DATASET ::
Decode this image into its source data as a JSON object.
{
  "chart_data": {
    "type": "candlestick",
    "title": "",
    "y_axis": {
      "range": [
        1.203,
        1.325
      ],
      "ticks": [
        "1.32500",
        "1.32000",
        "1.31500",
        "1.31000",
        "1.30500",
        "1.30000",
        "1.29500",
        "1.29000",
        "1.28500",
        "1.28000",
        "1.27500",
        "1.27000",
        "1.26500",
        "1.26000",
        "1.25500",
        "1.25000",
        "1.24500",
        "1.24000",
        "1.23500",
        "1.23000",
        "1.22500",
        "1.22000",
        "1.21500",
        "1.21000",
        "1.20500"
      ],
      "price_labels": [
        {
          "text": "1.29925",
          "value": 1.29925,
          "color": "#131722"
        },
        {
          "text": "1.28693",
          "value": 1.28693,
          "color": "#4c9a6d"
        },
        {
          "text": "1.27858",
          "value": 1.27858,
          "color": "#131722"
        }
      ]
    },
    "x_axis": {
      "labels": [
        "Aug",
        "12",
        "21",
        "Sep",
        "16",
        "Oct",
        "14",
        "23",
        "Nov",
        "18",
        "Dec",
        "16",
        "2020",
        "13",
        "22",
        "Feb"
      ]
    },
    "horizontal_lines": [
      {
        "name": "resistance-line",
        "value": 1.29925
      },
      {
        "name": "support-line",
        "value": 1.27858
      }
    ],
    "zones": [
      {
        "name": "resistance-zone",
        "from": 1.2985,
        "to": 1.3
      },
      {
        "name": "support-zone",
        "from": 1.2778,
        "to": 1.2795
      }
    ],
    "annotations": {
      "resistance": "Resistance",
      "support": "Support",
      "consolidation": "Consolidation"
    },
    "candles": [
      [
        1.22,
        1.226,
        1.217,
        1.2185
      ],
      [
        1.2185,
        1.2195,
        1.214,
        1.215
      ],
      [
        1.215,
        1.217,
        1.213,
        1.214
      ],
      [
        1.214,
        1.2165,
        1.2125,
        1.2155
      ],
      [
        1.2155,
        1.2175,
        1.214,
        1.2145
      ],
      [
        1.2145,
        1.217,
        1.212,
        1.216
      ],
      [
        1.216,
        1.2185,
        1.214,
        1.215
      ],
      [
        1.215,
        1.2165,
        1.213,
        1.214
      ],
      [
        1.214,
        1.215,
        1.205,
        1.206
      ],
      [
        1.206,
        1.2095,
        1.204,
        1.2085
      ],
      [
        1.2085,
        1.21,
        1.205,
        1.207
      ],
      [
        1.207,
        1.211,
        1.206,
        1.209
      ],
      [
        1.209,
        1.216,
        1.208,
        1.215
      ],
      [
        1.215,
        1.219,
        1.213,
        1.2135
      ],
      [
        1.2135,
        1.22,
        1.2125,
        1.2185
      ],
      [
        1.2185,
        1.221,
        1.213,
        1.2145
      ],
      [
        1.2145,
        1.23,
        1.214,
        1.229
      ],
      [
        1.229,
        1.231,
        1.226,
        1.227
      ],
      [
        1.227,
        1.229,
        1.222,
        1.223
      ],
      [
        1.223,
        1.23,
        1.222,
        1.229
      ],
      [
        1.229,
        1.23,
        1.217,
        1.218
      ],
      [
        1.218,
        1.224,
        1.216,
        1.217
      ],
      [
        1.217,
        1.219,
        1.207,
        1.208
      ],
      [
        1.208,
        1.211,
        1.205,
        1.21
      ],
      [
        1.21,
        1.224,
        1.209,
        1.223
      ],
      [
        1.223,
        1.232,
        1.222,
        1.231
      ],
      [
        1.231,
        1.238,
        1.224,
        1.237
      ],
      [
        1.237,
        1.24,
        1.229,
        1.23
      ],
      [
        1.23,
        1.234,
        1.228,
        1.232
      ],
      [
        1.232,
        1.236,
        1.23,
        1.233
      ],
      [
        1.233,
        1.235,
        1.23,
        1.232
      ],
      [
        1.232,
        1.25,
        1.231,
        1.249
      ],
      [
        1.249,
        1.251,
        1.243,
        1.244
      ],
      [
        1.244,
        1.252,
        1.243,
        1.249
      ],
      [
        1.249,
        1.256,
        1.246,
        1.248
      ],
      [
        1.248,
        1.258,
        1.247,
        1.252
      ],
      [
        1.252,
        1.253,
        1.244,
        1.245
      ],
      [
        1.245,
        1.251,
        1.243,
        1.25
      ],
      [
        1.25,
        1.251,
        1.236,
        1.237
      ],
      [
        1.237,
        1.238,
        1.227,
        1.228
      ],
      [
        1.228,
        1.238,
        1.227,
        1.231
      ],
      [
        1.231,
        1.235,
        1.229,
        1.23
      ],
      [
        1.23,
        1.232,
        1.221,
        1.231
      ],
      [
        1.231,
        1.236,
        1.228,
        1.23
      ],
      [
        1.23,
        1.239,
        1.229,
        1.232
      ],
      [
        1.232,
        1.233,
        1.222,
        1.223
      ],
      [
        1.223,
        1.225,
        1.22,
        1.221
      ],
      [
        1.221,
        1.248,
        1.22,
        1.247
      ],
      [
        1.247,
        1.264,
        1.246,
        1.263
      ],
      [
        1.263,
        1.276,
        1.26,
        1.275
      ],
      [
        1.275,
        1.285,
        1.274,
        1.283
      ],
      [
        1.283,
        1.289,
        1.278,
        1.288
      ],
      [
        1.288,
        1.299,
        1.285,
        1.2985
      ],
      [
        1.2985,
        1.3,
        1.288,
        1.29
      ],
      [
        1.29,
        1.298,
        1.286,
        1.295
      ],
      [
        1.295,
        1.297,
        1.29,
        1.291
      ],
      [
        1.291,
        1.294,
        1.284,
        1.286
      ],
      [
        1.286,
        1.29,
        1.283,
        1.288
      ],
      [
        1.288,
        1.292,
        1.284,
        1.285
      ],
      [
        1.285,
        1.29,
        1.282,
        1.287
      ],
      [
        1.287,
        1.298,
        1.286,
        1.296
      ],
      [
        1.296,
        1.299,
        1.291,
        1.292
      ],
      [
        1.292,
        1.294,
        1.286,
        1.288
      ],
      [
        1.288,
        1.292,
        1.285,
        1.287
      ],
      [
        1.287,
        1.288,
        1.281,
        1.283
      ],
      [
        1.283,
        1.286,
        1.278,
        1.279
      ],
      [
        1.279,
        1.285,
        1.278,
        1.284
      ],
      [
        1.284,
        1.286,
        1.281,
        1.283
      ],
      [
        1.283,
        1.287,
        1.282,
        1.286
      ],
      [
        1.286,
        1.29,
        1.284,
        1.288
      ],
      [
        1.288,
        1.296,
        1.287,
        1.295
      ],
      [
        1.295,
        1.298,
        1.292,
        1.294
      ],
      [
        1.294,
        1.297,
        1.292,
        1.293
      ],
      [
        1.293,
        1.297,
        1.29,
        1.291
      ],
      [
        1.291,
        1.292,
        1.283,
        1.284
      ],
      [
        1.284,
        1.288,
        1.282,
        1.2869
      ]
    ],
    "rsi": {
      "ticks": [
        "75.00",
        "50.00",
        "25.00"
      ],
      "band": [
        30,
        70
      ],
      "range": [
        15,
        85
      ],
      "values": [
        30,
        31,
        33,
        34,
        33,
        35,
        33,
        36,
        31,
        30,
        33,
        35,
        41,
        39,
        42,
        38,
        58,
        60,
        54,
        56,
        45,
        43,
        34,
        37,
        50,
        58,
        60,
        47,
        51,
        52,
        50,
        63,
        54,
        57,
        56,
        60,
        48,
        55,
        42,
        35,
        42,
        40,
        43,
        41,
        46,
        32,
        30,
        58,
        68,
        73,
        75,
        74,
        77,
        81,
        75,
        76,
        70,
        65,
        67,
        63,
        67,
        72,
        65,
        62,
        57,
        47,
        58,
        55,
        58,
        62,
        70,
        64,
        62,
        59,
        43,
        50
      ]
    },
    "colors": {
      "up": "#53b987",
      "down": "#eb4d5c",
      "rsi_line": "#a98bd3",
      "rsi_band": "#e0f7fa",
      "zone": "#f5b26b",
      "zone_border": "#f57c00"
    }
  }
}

OBJECTIVE :: Go through the listing above and return every line where the word "text" occurs.

COMPLETE RESPONSE ::
          "text": "1.29925",
          "text": "1.28693",
          "text": "1.27858",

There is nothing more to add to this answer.